▸ Instructions to follow
Wherever the word "into" appears in the entries, copy the whole line.

▸ Material provided
►
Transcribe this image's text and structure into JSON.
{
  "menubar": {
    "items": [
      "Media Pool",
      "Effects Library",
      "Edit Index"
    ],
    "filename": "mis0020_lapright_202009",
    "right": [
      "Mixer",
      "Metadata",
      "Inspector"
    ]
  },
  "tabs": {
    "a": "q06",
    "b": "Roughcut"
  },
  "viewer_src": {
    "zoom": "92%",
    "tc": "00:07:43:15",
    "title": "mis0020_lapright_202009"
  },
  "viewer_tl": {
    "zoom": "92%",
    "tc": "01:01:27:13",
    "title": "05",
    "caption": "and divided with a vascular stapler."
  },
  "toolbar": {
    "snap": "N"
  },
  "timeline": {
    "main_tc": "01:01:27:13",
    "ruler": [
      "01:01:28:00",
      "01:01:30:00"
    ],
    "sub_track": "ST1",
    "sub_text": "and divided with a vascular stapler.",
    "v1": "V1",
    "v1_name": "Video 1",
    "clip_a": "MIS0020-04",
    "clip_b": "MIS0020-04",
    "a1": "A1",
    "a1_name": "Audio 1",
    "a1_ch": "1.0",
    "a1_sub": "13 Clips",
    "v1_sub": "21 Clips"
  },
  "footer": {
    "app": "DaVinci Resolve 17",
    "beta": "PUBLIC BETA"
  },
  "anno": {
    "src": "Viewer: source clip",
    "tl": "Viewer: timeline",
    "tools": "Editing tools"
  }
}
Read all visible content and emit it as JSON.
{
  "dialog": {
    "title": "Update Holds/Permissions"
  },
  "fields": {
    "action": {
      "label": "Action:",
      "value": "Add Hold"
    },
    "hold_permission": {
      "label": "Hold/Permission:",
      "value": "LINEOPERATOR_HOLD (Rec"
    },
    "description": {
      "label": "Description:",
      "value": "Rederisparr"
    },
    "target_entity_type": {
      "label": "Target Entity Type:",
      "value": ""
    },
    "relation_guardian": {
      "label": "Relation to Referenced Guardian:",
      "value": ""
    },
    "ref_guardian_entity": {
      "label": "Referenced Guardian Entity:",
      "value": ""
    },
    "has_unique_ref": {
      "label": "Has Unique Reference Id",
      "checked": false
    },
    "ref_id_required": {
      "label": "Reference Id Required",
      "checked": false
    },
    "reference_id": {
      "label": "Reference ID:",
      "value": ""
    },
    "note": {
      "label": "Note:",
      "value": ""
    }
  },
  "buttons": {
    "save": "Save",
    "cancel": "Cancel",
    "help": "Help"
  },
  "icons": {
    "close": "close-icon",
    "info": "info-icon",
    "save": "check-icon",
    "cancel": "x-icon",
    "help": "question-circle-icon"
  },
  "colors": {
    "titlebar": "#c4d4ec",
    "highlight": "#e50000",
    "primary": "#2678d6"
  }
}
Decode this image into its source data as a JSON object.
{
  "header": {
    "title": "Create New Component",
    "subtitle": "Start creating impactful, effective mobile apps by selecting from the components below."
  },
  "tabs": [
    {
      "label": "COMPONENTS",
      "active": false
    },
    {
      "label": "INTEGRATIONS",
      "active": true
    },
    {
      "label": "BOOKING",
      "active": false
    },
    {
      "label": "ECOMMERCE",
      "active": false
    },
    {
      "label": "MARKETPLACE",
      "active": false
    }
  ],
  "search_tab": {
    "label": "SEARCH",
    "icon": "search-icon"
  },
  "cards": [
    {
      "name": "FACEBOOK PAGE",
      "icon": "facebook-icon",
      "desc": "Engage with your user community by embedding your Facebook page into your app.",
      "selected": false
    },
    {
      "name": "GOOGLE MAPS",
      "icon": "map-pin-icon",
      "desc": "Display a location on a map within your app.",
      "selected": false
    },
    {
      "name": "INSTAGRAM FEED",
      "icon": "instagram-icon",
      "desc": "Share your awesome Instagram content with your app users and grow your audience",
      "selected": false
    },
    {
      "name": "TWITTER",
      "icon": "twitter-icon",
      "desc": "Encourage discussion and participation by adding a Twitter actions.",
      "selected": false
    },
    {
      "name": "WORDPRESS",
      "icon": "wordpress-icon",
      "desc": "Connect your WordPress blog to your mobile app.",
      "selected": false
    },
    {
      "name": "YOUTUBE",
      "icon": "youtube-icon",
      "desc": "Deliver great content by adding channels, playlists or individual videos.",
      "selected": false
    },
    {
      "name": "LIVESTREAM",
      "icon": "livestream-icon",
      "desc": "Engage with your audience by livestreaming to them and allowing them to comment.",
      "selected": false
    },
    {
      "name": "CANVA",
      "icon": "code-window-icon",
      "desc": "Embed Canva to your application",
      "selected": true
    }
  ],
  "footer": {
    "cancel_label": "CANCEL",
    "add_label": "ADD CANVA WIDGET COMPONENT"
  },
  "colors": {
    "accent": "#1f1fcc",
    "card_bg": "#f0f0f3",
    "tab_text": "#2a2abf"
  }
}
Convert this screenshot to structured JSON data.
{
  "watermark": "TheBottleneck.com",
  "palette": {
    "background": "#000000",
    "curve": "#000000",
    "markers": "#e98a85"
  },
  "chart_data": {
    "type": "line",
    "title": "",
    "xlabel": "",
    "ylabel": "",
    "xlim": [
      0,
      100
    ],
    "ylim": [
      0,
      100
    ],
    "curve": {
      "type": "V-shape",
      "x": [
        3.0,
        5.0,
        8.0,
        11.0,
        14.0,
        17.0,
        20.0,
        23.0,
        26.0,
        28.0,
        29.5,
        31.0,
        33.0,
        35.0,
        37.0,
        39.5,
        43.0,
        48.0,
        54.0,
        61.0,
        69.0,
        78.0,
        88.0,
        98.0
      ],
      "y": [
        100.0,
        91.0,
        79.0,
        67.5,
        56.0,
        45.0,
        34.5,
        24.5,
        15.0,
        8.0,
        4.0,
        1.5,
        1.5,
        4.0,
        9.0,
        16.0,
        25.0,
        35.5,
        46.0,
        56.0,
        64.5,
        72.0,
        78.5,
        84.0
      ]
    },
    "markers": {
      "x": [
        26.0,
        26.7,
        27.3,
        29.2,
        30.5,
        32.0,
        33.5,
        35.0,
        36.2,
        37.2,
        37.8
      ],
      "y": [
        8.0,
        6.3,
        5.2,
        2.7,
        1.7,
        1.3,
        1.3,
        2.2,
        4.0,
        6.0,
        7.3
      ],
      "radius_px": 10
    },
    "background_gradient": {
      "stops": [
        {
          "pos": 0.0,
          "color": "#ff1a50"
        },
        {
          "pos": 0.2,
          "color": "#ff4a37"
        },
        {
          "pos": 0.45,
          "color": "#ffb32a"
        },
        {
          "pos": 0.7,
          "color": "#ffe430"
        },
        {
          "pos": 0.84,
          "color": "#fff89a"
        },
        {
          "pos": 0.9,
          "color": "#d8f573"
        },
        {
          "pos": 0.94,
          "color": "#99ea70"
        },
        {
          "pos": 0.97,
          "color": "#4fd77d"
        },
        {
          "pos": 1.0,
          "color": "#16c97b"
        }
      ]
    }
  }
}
◄
▸ Correct response
Transcribe this image's text and structure into JSON.
Decode this image into its source data as a JSON object.
      "desc": "Engage with your user community by embedding your Facebook page into your app.",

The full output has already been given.